__Provided records__:
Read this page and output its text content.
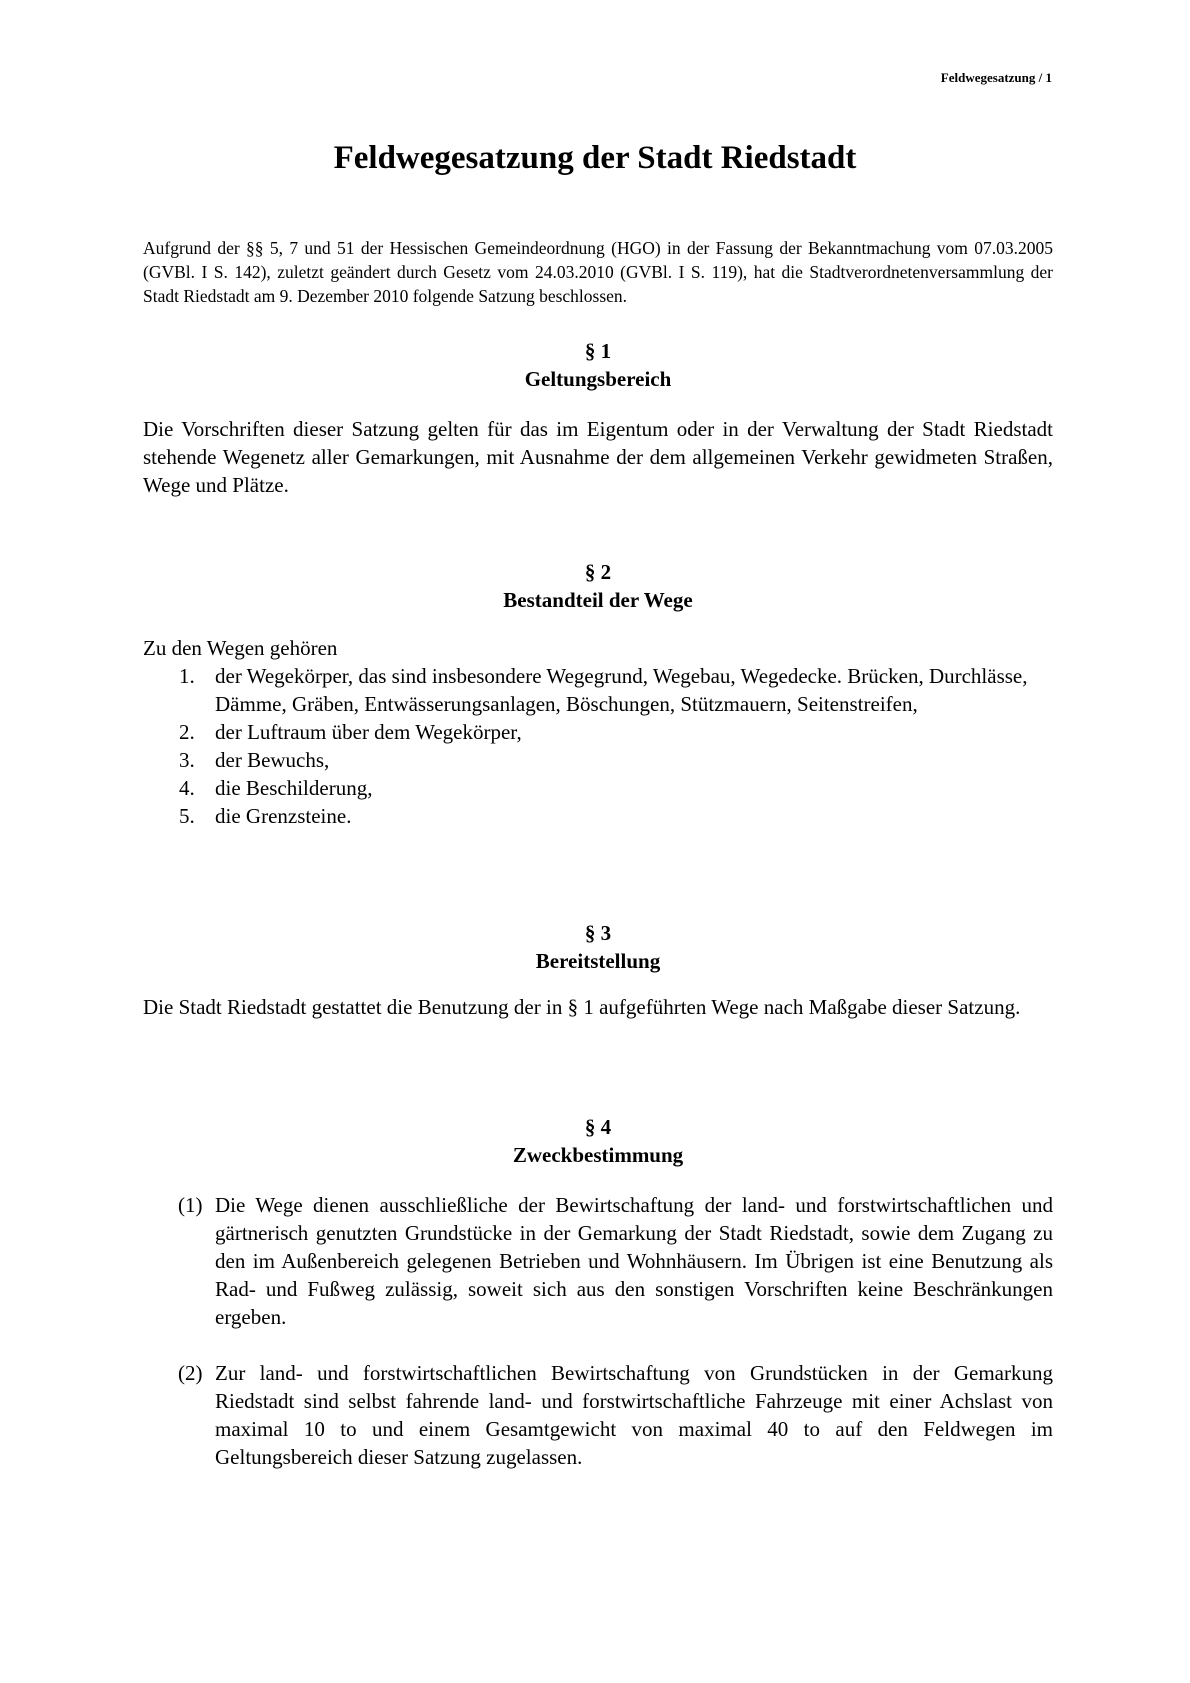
Feldwegesatzung / 1
Feldwegesatzung der Stadt Riedstadt

Aufgrund der §§ 5, 7 und 51 der Hessischen Gemeindeordnung (HGO) in der Fassung der Bekanntmachung vom 07.03.2005 (GVBl. I S. 142), zuletzt geändert durch Gesetz vom 24.03.2010 (GVBl. I S. 119), hat die Stadtverordnetenversammlung der Stadt Riedstadt am 9. Dezember 2010 folgende Satzung beschlossen.

§ 1
Geltungsbereich

Die Vorschriften dieser Satzung gelten für das im Eigentum oder in der Verwaltung der Stadt Riedstadt stehende Wegenetz aller Gemarkungen, mit Ausnahme der dem allgemeinen Verkehr gewidmeten Straßen, Wege und Plätze.

§ 2
Bestandteil der Wege

Zu den Wegen gehören

1. der Wegekörper, das sind insbesondere Wegegrund, Wegebau, Wegedecke. Brücken, Durchlässe, Dämme, Gräben, Entwässerungsanlagen, Böschungen, Stützmauern, Seitenstreifen,
2. der Luftraum über dem Wegekörper,
3. der Bewuchs,
4. die Beschilderung,
5. die Grenzsteine.
§ 3
Bereitstellung

Die Stadt Riedstadt gestattet die Benutzung der in § 1 aufgeführten Wege nach Maßgabe dieser Satzung.

§ 4
Zweckbestimmung
(1) Die Wege dienen ausschließliche der Bewirtschaftung der land- und forstwirtschaftlichen und gärtnerisch genutzten Grundstücke in der Gemarkung der Stadt Riedstadt, sowie dem Zugang zu den im Außenbereich gelegenen Betrieben und Wohnhäusern. Im Übrigen ist eine Benutzung als Rad- und Fußweg zulässig, soweit sich aus den sonstigen Vorschriften keine Beschränkungen ergeben.
(2) Zur land- und forstwirtschaftlichen Bewirtschaftung von Grundstücken in der Gemarkung Riedstadt sind selbst fahrende land- und forstwirtschaftliche Fahrzeuge mit einer Achslast von maximal 10 to und einem Gesamtgewicht von maximal 40 to auf den Feldwegen im Geltungsbereich dieser Satzung zugelassen.
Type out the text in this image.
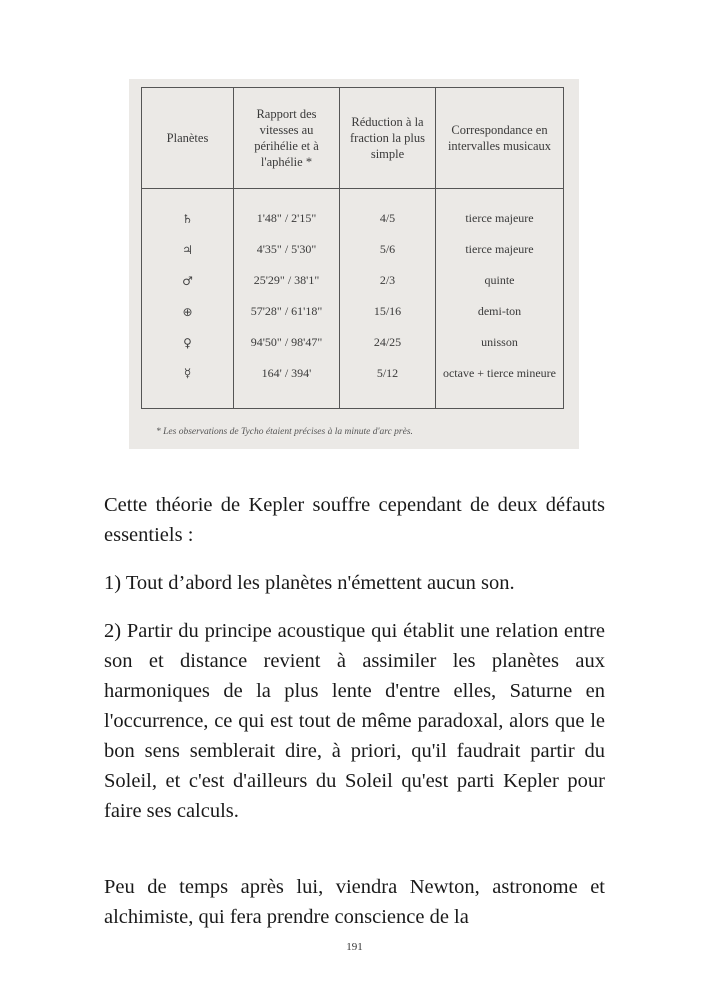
Planètes	Rapport des vitesses au périhélie et à l'aphélie *	Réduction à la fraction la plus simple	Correspondance en intervalles musicaux
♄	1'48" / 2'15"	4/5	tierce majeure
♃	4'35" / 5'30"	5/6	tierce majeure
♂	25'29" / 38'1"	2/3	quinte
⊕	57'28" / 61'18"	15/16	demi-ton
♀	94'50" / 98'47"	24/25	unisson
☿	164' / 394'	5/12	octave + tierce mineure
* Les observations de Tycho étaient précises à la minute d'arc près.

Cette théorie de Kepler souffre cependant de deux défauts essentiels :

1) Tout d’abord les planètes n'émettent aucun son.

2) Partir du principe acoustique qui établit une relation entre son et distance revient à assimiler les planètes aux harmoniques de la plus lente d'entre elles, Saturne en l'occurrence, ce qui est tout de même paradoxal, alors que le bon sens semblerait dire, à priori, qu'il faudrait partir du Soleil, et c'est d'ailleurs du Soleil qu'est parti Kepler pour faire ses calculs.

Peu de temps après lui, viendra Newton, astronome et alchimiste, qui fera prendre conscience de la

191
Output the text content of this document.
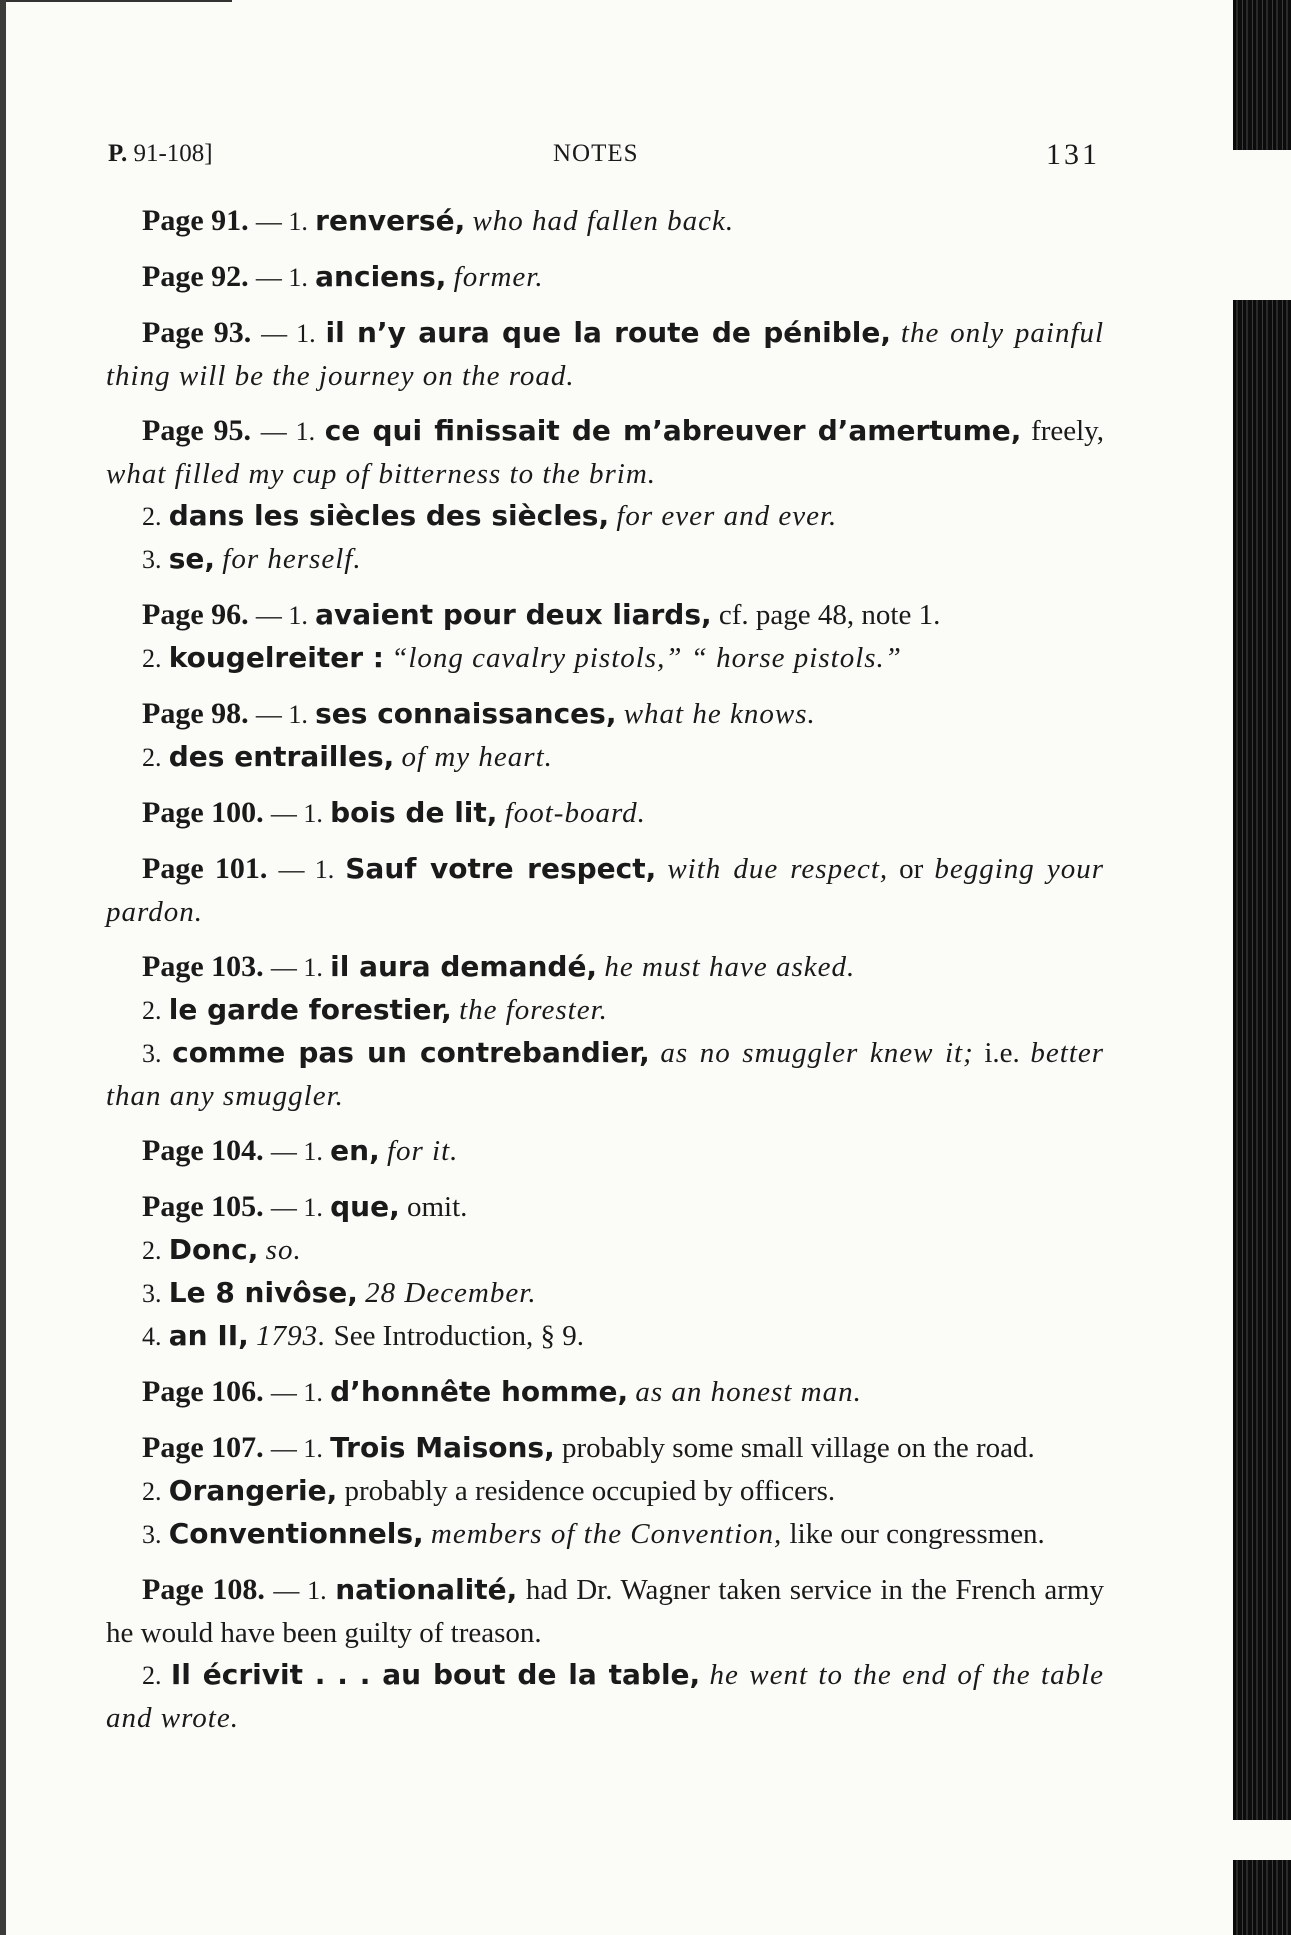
P. 91-108]	NOTES	131
Page 91. — 1. renversé, who had fallen back.
Page 92. — 1. anciens, former.
Page 93. — 1. il n’y aura que la route de pénible, the only painful thing will be the journey on the road.
Page 95. — 1. ce qui finissait de m’abreuver d’amertume, freely, what filled my cup of bitterness to the brim.
2. dans les siècles des siècles, for ever and ever.
3. se, for herself.
Page 96. — 1. avaient pour deux liards, cf. page 48, note 1.
2. kougelreiter : “long cavalry pistols,” “ horse pistols.”
Page 98. — 1. ses connaissances, what he knows.
2. des entrailles, of my heart.
Page 100. — 1. bois de lit, foot-board.
Page 101. — 1. Sauf votre respect, with due respect, or begging your pardon.
Page 103. — 1. il aura demandé, he must have asked.
2. le garde forestier, the forester.
3. comme pas un contrebandier, as no smuggler knew it; i.e. better than any smuggler.
Page 104. — 1. en, for it.
Page 105. — 1. que, omit.
2. Donc, so.
3. Le 8 nivôse, 28 December.
4. an II, 1793. See Introduction, § 9.
Page 106. — 1. d’honnête homme, as an honest man.
Page 107. — 1. Trois Maisons, probably some small village on the road.
2. Orangerie, probably a residence occupied by officers.
3. Conventionnels, members of the Convention, like our congressmen.
Page 108. — 1. nationalité, had Dr. Wagner taken service in the French army he would have been guilty of treason.
2. Il écrivit . . . au bout de la table, he went to the end of the table and wrote.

__Given exercise__: Say, as a bare number, how many lines in the entries above include the string "pour".

__Problem solution__: 2